• **TASK REQUIREMENTS**
In the entries below, find every line holding the string "center" and collect it.

• **INPUT ROWS**

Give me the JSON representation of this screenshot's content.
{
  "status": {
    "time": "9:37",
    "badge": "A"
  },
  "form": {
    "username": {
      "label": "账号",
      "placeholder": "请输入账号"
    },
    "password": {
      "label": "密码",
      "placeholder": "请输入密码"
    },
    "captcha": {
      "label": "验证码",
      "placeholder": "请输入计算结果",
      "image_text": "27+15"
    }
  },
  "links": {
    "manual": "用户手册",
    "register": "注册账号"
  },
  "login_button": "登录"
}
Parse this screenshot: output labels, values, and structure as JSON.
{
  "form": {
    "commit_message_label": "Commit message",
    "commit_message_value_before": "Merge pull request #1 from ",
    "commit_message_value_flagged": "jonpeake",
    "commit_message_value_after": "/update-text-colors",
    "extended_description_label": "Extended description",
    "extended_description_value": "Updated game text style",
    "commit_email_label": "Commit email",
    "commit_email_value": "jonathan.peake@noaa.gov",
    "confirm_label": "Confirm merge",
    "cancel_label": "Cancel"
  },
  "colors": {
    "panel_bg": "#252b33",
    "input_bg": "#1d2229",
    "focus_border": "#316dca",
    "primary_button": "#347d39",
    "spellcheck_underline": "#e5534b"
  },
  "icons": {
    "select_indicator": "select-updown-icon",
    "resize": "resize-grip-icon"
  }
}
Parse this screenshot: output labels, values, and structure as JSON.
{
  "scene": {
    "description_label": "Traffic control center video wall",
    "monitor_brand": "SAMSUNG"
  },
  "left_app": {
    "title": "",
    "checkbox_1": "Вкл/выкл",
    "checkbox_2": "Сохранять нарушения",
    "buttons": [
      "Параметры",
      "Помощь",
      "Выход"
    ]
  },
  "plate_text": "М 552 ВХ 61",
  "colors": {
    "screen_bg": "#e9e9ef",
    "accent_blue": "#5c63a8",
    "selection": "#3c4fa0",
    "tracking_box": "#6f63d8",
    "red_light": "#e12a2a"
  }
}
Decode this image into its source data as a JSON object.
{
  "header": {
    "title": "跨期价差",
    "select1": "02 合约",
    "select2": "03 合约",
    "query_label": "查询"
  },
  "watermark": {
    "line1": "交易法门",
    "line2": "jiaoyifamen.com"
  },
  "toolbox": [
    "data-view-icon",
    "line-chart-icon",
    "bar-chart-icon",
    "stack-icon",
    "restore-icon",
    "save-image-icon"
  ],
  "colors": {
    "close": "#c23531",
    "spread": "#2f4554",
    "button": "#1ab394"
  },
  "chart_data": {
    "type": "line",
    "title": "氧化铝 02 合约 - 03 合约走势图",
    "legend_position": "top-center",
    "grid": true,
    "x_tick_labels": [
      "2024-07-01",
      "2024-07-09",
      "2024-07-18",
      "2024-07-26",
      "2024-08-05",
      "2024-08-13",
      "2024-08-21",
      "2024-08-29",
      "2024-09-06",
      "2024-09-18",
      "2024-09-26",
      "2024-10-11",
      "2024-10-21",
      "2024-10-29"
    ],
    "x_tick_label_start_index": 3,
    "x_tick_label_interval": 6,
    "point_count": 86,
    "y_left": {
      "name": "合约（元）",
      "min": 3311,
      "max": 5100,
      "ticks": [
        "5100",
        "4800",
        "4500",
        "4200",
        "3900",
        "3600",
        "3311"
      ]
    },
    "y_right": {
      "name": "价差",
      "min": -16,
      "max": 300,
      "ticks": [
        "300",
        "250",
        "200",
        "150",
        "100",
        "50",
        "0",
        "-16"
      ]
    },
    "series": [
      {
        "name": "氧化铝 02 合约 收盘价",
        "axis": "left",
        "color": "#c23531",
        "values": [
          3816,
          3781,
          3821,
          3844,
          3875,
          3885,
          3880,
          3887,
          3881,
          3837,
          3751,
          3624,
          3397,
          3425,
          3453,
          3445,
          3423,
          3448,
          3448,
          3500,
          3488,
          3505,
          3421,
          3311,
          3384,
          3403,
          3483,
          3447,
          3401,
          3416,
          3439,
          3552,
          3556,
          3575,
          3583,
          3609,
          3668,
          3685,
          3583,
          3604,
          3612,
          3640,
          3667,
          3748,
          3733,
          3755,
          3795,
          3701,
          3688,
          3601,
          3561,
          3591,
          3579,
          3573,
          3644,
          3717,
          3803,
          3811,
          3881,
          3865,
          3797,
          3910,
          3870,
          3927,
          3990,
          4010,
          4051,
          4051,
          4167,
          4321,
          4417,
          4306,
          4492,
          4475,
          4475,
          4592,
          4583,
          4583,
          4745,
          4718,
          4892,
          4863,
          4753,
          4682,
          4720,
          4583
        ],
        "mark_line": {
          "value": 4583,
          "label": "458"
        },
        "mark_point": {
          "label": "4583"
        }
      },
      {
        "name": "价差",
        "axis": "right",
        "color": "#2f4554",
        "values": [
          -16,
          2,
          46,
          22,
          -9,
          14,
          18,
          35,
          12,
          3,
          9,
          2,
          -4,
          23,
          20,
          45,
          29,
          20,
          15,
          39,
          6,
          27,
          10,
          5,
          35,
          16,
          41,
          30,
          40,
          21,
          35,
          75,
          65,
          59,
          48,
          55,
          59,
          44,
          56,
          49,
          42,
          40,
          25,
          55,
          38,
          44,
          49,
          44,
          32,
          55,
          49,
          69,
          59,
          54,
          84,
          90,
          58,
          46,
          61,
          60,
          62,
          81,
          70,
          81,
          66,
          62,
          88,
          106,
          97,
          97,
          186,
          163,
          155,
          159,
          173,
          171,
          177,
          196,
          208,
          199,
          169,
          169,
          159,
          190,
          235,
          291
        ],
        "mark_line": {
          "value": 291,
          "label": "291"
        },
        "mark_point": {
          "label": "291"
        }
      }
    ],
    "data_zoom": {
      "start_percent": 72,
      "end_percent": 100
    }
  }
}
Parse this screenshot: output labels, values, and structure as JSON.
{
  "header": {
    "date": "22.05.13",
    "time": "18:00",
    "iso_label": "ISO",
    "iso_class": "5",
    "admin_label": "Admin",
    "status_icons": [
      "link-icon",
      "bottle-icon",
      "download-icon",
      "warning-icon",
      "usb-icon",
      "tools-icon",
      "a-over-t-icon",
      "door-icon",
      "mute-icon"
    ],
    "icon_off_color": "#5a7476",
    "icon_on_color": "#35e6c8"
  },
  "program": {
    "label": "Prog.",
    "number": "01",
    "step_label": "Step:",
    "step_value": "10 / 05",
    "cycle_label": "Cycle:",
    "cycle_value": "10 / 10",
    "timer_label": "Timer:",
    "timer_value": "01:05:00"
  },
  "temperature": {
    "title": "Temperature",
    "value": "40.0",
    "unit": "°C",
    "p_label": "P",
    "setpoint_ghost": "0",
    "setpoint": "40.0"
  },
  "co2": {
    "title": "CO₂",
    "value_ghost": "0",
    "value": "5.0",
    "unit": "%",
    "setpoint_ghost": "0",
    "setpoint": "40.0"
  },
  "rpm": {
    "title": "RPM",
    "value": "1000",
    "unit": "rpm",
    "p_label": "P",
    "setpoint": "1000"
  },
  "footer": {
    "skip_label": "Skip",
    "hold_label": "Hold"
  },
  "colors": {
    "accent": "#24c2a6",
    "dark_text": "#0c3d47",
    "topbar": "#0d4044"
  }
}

• **ANSWER TO THE PROBLEM**
    "description_label": "Traffic control center video wall",
    "legend_position": "top-center",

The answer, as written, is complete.